### DATA SHOWN ###

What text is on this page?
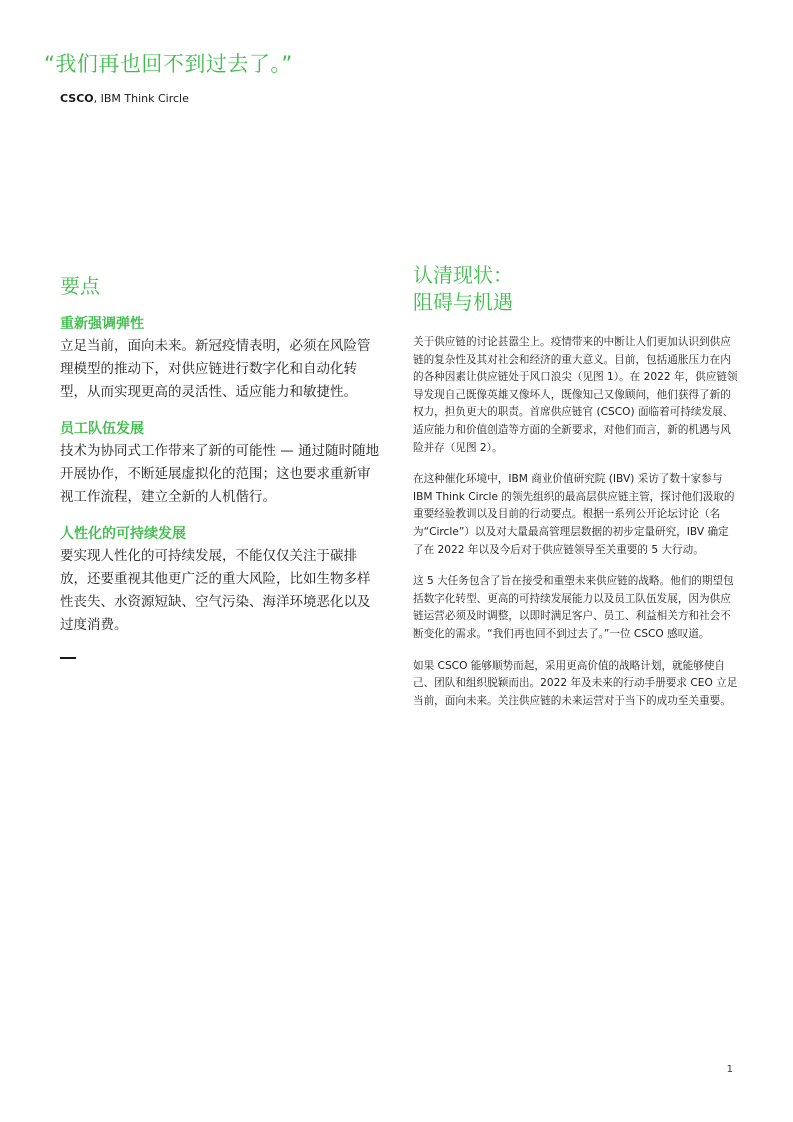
“我们再也回不到过去了。”
CSCO, IBM Think Circle
要点
重新强调弹性

立足当前，面向未来。新冠疫情表明，必须在风险管理模型的推动下，对供应链进行数字化和自动化转型，从而实现更高的灵活性、适应能力和敏捷性。

员工队伍发展

技术为协同式工作带来了新的可能性 — 通过随时随地开展协作，不断延展虚拟化的范围；这也要求重新审视工作流程，建立全新的人机偕行。

人性化的可持续发展

要实现人性化的可持续发展，不能仅仅关注于碳排放，还要重视其他更广泛的重大风险，比如生物多样性丧失、水资源短缺、空气污染、海洋环境恶化以及过度消费。

认清现状：
阻碍与机遇

关于供应链的讨论甚嚣尘上。疫情带来的中断让人们更加认识到供应链的复杂性及其对社会和经济的重大意义。目前，包括通胀压力在内的各种因素让供应链处于风口浪尖（见图 1）。在 2022 年，供应链领导发现自己既像英雄又像坏人，既像知己又像顾问，他们获得了新的权力，担负更大的职责。首席供应链官 (CSCO) 面临着可持续发展、适应能力和价值创造等方面的全新要求，对他们而言，新的机遇与风险并存（见图 2）。

在这种催化环境中，IBM 商业价值研究院 (IBV) 采访了数十家参与 IBM Think Circle 的领先组织的最高层供应链主管，探讨他们汲取的重要经验教训以及目前的行动要点。根据一系列公开论坛讨论（名为“Circle”）以及对大量最高管理层数据的初步定量研究，IBV 确定了在 2022 年以及今后对于供应链领导至关重要的 5 大行动。

这 5 大任务包含了旨在接受和重塑未来供应链的战略。他们的期望包括数字化转型、更高的可持续发展能力以及员工队伍发展，因为供应链运营必须及时调整，以即时满足客户、员工、利益相关方和社会不断变化的需求。“我们再也回不到过去了。”一位 CSCO 感叹道。

如果 CSCO 能够顺势而起，采用更高价值的战略计划，就能够使自己、团队和组织脱颖而出。2022 年及未来的行动手册要求 CEO 立足当前，面向未来。关注供应链的未来运营对于当下的成功至关重要。

1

###

#### WHAT NEEDS TO BE DONE
What count of lines in the listing contain the word "面向未来"? Reply with the number only.

#### THE REPLY
2